(Data excerpts)
################
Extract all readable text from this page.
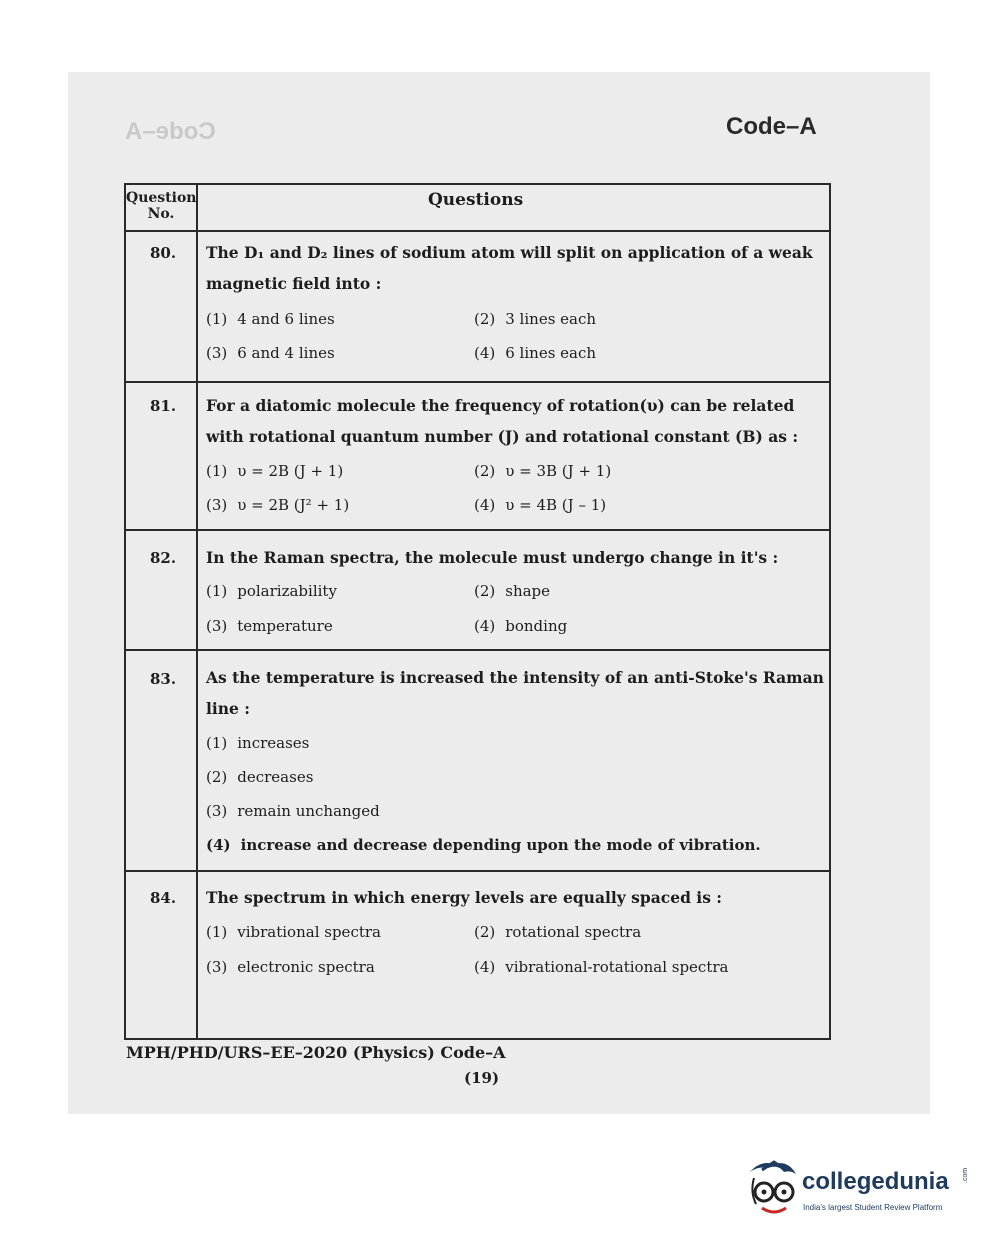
Code–A	Code–A
Question No.
Questions
80. The D₁ and D₂ lines of sodium atom will split on application of a weak magnetic field into :
(1) 4 and 6 lines	(2) 3 lines each
(3) 6 and 4 lines	(4) 6 lines each
81. For a diatomic molecule the frequency of rotation(υ) can be related with rotational quantum number (J) and rotational constant (B) as :
(1) υ = 2B (J + 1)	(2) υ = 3B (J + 1)
(3) υ = 2B (J² + 1)	(4) υ = 4B (J – 1)
82. In the Raman spectra, the molecule must undergo change in it's :
(1) polarizability	(2) shape
(3) temperature	(4) bonding
83. As the temperature is increased the intensity of an anti-Stoke's Raman line :
(1) increases
(2) decreases
(3) remain unchanged
(4) increase and decrease depending upon the mode of vibration.
84. The spectrum in which energy levels are equally spaced is :
(1) vibrational spectra	(2) rotational spectra
(3) electronic spectra	(4) vibrational-rotational spectra
MPH/PHD/URS–EE–2020 (Physics) Code–A
(19)
collegedunia .com
India's largest Student Review Platform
################
**EXERCISE GOAL**
Identify lines with the string "Raman". Copy each one.

**CORRECT OUTPUT**
82. In the Raman spectra, the molecule must undergo change in it's :
83. As the temperature is increased the intensity of an anti-Stoke's Raman line :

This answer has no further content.